== EXTRACTED ENTRIES

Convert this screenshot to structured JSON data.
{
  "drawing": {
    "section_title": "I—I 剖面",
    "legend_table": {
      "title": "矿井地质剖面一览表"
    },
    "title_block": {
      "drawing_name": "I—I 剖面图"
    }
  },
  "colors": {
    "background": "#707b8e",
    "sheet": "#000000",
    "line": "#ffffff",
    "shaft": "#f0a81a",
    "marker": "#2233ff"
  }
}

====

- _PROMPT_
Retype the whole listing above exactly.

- _EXPECTED ANSWER_
Convert this screenshot to structured JSON data.
{
  "drawing": {
    "section_title": "I—I 剖面",
    "legend_table": {
      "title": "矿井地质剖面一览表"
    },
    "title_block": {
      "drawing_name": "I—I 剖面图"
    }
  },
  "colors": {
    "background": "#707b8e",
    "sheet": "#000000",
    "line": "#ffffff",
    "shaft": "#f0a81a",
    "marker": "#2233ff"
  }
}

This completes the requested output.